[Chart and figure data]
-=-=-=-=-

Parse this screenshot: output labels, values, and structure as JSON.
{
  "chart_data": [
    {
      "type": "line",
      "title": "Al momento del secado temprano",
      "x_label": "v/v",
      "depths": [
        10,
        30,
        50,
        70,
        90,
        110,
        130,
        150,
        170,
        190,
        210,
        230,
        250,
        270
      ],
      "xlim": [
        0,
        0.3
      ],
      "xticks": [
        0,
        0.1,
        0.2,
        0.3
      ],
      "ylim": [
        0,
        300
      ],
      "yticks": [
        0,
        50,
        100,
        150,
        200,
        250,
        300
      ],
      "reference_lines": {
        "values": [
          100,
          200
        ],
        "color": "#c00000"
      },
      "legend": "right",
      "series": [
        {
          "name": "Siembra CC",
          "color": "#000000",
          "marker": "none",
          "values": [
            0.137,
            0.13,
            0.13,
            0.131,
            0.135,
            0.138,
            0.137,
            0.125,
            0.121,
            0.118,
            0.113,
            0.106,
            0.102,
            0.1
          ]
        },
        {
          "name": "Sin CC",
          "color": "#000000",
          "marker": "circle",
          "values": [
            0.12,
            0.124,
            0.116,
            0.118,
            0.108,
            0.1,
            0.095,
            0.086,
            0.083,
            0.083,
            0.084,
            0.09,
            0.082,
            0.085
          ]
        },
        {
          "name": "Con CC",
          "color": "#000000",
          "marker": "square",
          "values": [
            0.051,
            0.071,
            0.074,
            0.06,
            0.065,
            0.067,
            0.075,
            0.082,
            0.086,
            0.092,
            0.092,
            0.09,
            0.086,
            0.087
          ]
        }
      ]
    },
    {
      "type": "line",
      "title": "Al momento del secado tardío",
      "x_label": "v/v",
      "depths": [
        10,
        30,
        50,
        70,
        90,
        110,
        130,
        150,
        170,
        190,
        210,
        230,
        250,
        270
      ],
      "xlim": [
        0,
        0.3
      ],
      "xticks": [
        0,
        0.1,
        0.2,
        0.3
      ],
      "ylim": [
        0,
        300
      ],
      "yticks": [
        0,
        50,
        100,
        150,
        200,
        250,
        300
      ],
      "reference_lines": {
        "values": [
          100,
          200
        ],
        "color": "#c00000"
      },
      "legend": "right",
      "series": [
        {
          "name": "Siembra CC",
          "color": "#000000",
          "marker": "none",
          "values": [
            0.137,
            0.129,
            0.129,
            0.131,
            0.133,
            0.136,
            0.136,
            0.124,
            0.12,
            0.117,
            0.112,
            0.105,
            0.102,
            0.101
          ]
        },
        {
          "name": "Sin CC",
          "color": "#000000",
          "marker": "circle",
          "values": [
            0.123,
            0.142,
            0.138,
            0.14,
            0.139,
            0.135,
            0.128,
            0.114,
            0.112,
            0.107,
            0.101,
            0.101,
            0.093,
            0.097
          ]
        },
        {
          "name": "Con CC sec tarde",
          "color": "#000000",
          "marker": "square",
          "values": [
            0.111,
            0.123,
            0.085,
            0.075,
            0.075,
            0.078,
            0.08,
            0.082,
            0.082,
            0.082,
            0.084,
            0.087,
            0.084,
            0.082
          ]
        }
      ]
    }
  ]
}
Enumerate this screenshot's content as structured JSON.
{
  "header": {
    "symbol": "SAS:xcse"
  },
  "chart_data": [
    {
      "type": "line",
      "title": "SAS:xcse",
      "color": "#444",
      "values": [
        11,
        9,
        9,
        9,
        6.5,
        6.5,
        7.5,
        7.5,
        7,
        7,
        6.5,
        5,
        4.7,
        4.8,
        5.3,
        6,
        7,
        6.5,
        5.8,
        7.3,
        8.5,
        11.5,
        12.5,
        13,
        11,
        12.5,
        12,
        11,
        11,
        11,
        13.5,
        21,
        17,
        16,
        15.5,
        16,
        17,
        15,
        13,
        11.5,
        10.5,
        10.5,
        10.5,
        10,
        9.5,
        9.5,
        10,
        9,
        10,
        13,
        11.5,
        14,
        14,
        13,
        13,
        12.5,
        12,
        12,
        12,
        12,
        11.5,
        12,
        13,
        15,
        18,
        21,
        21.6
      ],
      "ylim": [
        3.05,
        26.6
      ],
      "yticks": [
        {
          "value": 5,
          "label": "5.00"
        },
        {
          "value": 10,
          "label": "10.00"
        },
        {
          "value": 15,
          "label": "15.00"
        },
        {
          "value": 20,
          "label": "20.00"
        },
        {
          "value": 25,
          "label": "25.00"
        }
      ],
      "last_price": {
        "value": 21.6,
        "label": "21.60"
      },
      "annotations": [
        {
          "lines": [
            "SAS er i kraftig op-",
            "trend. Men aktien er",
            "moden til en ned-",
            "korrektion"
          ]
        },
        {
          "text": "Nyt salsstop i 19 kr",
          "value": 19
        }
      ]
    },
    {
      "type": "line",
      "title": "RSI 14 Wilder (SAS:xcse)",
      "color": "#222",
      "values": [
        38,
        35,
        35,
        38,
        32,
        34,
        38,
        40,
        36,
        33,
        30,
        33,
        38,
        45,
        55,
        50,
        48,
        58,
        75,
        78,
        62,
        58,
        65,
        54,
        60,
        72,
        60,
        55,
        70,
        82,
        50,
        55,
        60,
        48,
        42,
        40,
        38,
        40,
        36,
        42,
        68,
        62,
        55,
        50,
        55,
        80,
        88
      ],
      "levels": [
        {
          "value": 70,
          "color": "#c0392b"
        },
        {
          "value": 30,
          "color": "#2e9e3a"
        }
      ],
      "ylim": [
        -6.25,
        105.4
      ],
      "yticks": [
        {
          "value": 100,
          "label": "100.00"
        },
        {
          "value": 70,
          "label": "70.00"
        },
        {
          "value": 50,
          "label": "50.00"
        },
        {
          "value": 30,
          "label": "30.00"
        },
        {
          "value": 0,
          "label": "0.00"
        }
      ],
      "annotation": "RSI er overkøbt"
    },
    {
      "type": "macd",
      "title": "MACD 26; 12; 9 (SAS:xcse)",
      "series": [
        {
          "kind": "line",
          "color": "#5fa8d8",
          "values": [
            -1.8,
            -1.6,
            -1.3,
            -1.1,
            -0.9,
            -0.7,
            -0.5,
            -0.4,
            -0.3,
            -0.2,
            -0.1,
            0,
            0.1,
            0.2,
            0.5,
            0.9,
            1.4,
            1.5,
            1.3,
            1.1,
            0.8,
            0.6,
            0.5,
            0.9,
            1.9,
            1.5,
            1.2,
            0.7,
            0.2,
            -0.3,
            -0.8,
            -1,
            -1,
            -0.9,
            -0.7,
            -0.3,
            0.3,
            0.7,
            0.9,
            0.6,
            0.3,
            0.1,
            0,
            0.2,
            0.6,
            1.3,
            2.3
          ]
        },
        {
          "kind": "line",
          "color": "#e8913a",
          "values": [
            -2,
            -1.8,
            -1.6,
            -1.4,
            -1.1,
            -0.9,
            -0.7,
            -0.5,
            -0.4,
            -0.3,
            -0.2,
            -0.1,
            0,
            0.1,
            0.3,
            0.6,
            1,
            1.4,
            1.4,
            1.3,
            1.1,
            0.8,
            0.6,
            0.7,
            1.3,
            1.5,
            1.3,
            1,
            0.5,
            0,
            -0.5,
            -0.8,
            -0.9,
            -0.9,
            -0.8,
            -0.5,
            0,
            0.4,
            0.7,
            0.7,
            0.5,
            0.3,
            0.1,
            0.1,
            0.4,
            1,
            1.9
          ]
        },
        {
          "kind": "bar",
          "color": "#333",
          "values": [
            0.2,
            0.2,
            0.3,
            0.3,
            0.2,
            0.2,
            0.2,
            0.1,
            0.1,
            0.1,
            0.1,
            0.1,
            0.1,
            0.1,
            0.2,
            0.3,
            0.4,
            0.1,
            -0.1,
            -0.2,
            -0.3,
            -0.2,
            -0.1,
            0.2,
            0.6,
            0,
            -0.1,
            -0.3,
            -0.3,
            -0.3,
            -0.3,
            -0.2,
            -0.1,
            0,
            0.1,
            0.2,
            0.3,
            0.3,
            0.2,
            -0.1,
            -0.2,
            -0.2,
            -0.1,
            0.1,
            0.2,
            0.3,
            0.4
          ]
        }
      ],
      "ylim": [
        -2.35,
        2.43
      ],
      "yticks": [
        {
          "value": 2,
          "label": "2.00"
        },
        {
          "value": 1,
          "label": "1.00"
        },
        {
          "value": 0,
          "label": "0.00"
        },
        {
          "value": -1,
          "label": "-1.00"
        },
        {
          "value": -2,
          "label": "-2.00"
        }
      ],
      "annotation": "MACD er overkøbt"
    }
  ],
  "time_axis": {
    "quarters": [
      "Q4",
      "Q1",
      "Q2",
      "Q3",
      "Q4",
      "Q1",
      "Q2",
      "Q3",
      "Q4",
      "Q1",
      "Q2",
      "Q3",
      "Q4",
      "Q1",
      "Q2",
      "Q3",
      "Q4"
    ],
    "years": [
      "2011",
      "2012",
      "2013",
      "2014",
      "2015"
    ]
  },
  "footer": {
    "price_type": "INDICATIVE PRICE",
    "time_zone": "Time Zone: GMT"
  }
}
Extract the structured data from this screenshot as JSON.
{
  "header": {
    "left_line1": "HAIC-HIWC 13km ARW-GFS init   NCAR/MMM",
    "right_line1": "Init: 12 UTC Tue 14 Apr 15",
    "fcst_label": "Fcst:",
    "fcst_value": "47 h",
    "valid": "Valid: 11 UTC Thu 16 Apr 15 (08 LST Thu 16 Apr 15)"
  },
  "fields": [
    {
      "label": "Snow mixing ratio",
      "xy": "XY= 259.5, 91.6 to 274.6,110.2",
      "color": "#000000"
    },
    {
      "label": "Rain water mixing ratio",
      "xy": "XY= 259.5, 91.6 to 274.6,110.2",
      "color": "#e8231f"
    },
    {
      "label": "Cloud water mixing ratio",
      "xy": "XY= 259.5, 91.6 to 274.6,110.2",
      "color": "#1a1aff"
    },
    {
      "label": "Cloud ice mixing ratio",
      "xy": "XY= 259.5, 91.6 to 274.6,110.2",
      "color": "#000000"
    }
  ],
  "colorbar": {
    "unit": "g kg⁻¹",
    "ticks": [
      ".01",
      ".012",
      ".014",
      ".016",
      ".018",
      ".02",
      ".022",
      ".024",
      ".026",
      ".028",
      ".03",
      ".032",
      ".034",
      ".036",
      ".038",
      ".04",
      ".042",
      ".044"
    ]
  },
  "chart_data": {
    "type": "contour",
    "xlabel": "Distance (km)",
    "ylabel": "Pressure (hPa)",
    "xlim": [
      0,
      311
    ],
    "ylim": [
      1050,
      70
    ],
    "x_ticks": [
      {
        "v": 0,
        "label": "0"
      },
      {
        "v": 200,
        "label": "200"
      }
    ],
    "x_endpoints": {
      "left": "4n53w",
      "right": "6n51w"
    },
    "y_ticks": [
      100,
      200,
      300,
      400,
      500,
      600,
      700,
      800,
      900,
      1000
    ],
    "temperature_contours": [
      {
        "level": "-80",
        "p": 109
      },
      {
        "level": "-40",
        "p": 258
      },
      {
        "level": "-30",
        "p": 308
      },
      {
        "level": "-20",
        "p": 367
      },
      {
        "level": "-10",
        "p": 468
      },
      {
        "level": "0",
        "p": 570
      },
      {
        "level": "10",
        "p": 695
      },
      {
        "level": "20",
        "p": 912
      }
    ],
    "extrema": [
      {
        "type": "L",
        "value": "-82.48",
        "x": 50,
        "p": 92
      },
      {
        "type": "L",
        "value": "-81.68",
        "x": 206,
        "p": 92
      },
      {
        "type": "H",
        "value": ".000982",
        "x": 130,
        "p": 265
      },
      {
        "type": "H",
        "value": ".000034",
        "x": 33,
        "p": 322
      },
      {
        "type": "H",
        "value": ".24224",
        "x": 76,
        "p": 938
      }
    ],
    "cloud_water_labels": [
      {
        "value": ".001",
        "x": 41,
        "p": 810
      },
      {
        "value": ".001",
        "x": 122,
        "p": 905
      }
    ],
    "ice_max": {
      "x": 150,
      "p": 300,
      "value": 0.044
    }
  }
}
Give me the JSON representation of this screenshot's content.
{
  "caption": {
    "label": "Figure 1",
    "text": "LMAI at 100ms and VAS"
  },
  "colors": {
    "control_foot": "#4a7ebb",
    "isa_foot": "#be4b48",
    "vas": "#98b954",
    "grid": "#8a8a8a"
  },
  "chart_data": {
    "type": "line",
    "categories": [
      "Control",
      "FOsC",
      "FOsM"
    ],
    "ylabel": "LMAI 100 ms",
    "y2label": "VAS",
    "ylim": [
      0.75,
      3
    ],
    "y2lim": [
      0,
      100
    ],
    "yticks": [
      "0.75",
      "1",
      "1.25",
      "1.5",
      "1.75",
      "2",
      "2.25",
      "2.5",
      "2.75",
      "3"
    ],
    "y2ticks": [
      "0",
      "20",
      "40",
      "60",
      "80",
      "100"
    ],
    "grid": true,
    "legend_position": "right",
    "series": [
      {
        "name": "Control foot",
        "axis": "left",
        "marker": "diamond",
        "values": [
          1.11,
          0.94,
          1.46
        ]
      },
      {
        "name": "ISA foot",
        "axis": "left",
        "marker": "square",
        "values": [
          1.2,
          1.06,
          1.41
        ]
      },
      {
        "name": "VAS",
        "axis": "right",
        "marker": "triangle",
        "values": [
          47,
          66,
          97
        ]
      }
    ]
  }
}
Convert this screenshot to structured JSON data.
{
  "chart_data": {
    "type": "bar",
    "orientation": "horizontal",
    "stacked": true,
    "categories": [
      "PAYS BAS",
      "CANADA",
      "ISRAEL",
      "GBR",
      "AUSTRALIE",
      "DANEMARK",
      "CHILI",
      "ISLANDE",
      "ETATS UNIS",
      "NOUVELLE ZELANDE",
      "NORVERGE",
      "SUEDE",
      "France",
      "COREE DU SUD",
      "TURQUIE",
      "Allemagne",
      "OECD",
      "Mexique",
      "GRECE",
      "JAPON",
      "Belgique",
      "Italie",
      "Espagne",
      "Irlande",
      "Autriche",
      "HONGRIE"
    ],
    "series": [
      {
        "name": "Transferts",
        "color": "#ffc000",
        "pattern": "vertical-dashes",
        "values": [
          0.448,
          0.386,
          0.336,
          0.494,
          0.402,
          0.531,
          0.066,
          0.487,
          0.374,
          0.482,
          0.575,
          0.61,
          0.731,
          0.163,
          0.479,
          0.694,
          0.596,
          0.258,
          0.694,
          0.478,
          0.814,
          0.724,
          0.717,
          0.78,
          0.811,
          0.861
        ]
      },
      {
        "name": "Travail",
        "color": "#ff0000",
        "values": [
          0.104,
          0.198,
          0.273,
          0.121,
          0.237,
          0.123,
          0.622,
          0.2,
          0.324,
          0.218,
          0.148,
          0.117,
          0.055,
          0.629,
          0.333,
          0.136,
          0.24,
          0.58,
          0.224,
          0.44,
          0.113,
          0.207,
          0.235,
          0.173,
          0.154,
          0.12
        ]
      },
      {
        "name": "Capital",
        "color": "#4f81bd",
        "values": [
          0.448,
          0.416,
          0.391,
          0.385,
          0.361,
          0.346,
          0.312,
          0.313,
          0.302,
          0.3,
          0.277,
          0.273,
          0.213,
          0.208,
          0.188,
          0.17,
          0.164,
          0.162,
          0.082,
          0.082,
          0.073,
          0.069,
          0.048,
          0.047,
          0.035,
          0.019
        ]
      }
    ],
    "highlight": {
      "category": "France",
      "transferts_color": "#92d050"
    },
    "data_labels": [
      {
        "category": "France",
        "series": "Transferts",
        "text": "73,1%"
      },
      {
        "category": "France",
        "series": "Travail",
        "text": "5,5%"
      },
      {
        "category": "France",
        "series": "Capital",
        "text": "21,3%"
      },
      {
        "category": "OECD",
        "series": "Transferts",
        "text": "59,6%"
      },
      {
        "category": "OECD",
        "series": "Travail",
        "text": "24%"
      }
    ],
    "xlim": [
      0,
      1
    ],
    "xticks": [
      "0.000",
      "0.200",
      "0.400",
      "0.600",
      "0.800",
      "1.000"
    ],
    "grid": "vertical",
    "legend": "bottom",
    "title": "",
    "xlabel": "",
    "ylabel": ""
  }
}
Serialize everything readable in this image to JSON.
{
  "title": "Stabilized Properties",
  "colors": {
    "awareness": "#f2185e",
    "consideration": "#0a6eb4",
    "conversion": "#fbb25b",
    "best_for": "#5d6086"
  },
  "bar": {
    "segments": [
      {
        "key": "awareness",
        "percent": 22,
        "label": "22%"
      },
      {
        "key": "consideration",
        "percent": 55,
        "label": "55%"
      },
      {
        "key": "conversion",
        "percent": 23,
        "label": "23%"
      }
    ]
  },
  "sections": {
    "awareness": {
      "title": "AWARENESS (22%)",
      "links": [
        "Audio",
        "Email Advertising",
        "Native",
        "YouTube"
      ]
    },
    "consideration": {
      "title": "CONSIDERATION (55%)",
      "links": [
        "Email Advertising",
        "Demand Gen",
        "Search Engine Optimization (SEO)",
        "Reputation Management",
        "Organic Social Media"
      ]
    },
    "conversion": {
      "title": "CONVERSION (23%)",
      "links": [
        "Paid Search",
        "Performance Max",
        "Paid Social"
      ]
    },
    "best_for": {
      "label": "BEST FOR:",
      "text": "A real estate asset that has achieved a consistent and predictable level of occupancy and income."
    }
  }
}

-=-=-=-=-

**Problem statement**
Copy out each line of the records where the string "JSON" appears.

**Final result**
Parse this screenshot: output labels, values, and structure as JSON.
Enumerate this screenshot's content as structured JSON.
Extract the structured data from this screenshot as JSON.
Give me the JSON representation of this screenshot's content.
Convert this screenshot to structured JSON data.
Serialize everything readable in this image to JSON.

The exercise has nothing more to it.